[What is being asked]: All lines in which the word "использование" occurs are to be extracted.

(Dataset rows)

* * *

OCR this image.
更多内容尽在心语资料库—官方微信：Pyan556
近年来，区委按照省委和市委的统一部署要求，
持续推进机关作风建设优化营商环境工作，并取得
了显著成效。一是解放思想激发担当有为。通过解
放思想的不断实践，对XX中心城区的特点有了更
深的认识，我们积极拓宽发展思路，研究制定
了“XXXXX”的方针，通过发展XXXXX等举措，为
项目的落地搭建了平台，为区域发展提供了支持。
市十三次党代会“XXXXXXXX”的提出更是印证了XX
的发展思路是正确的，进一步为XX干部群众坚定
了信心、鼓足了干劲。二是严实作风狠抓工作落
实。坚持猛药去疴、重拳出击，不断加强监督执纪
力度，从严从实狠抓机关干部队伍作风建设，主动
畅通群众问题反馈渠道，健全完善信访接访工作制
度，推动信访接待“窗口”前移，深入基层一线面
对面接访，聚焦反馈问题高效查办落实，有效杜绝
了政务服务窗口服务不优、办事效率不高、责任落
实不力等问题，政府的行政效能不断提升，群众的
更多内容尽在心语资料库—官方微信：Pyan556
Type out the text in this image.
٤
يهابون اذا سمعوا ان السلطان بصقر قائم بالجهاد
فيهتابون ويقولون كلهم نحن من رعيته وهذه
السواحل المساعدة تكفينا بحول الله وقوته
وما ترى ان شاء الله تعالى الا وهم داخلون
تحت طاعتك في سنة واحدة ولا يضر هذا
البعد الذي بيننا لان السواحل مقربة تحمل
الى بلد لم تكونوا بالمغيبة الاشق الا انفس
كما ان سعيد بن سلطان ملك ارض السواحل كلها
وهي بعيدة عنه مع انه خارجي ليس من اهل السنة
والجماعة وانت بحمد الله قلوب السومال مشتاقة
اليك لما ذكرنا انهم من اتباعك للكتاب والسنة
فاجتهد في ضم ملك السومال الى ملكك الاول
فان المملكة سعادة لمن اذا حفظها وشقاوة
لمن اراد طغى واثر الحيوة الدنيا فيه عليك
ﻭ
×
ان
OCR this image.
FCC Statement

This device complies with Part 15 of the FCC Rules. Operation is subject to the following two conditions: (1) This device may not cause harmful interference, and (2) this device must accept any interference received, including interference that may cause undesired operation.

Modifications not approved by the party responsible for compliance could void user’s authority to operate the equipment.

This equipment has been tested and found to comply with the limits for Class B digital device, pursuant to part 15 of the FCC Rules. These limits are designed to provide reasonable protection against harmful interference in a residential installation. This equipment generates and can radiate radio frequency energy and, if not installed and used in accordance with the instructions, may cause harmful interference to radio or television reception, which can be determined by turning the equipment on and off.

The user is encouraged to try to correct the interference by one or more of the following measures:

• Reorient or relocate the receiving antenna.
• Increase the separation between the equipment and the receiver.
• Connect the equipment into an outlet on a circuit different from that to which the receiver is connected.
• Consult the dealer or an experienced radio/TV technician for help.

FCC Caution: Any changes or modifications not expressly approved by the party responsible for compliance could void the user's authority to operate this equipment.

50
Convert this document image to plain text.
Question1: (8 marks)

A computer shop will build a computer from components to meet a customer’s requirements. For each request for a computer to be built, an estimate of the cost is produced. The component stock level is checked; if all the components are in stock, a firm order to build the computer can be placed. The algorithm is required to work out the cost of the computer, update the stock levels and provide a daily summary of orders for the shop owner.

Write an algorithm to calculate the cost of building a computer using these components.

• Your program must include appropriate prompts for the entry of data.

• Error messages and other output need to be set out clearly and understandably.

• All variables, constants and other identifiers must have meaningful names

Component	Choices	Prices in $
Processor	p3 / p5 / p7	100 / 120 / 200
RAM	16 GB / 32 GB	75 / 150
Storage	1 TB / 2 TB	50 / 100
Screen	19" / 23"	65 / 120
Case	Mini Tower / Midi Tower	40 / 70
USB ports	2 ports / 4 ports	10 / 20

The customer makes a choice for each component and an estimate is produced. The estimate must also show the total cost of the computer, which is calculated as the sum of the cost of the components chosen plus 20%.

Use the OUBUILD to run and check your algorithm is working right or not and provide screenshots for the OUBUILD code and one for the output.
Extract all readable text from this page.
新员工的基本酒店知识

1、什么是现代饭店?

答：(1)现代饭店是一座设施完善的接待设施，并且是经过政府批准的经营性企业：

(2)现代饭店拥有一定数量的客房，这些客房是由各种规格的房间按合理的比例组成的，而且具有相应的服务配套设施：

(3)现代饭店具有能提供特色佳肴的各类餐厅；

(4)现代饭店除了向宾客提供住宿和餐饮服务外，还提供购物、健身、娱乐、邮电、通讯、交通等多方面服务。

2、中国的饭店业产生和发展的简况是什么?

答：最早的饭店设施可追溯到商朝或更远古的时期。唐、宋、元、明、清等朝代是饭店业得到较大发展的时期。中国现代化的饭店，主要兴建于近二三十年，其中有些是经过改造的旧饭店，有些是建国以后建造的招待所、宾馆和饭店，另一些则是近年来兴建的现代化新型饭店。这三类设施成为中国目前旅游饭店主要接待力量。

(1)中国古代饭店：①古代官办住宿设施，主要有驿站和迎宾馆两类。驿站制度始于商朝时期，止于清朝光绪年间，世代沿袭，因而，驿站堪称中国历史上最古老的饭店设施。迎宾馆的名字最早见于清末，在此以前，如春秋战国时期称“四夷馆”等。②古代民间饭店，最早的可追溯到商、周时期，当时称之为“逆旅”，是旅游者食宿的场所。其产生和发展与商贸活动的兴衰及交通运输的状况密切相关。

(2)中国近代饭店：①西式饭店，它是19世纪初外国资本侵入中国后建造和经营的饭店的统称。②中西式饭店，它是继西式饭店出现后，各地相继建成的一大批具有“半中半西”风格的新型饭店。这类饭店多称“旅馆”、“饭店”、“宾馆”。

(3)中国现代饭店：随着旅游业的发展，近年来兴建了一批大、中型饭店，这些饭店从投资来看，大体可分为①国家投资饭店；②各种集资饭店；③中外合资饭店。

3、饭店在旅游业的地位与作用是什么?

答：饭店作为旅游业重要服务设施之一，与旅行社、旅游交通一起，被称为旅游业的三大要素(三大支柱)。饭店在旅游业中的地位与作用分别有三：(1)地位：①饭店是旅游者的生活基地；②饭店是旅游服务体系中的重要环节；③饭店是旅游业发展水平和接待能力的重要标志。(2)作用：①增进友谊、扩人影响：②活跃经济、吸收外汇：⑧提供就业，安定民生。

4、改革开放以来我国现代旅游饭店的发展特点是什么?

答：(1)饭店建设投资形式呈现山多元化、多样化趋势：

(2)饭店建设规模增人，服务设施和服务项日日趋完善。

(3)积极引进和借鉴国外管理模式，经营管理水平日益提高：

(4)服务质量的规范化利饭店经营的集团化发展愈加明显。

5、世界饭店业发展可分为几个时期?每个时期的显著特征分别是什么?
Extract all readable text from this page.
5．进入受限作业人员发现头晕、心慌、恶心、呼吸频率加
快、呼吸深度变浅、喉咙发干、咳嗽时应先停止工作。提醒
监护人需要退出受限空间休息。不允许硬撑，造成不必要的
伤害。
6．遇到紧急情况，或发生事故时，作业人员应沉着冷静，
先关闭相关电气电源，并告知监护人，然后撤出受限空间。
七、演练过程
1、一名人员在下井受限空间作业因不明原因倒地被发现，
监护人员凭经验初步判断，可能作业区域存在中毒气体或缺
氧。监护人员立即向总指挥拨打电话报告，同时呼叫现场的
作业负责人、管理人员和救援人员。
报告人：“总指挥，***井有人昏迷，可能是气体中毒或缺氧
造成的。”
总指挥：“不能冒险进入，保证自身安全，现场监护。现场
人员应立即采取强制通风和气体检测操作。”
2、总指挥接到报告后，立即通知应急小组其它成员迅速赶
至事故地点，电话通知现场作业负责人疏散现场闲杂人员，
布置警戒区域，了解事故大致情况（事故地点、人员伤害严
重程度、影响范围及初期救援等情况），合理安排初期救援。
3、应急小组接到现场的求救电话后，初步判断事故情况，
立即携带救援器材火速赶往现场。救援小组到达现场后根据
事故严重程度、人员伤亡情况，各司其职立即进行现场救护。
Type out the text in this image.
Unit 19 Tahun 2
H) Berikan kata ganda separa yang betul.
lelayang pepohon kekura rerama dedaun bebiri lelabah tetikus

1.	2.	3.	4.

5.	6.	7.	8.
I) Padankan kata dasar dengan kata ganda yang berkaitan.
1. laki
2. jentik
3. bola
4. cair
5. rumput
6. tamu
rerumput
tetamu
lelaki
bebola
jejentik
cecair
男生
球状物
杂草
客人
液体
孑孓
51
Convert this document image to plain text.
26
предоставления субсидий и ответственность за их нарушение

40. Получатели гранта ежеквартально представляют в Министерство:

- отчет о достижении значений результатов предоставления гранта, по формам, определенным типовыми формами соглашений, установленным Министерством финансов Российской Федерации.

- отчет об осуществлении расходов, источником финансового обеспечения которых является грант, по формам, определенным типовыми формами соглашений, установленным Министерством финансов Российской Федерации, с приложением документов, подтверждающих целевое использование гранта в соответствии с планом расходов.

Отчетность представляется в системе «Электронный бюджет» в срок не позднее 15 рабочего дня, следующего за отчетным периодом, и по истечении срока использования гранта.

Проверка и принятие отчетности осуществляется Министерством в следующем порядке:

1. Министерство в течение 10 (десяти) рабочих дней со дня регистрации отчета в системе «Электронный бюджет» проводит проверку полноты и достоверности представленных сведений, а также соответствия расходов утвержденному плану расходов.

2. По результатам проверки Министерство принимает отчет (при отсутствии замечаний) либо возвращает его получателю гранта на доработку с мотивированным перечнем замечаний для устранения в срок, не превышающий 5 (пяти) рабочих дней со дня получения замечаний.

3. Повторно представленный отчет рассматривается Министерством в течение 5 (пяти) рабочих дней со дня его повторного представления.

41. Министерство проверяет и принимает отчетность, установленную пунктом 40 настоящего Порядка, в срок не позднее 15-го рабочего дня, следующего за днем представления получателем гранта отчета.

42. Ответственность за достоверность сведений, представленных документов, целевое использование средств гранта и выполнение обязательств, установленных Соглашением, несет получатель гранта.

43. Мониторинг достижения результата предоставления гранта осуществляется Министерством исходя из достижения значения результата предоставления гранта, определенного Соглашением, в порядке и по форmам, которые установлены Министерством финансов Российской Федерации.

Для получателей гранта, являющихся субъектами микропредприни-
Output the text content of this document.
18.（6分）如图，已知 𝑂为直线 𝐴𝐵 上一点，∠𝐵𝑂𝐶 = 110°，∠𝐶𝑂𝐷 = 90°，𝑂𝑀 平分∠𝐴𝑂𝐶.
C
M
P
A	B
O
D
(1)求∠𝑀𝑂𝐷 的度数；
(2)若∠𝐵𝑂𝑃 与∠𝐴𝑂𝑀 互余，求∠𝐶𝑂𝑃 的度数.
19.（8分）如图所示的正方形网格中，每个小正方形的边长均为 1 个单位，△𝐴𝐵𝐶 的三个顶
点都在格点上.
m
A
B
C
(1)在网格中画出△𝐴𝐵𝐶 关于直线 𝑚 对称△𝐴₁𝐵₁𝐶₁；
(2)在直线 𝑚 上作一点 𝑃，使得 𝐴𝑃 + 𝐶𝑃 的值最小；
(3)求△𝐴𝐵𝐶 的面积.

* * *

[Response to this exercise]:
- отчет об осуществлении расходов, источником финансового обеспечения которых является грант, по формам, определенным типовыми формами соглашений, установленным Министерством финансов Российской Федерации, с приложением документов, подтверждающих целевое использование гранта в соответствии с планом расходов.
42. Ответственность за достоверность сведений, представленных документов, целевое использование средств гранта и выполнение обязательств, установленных Соглашением, несет получатель гранта.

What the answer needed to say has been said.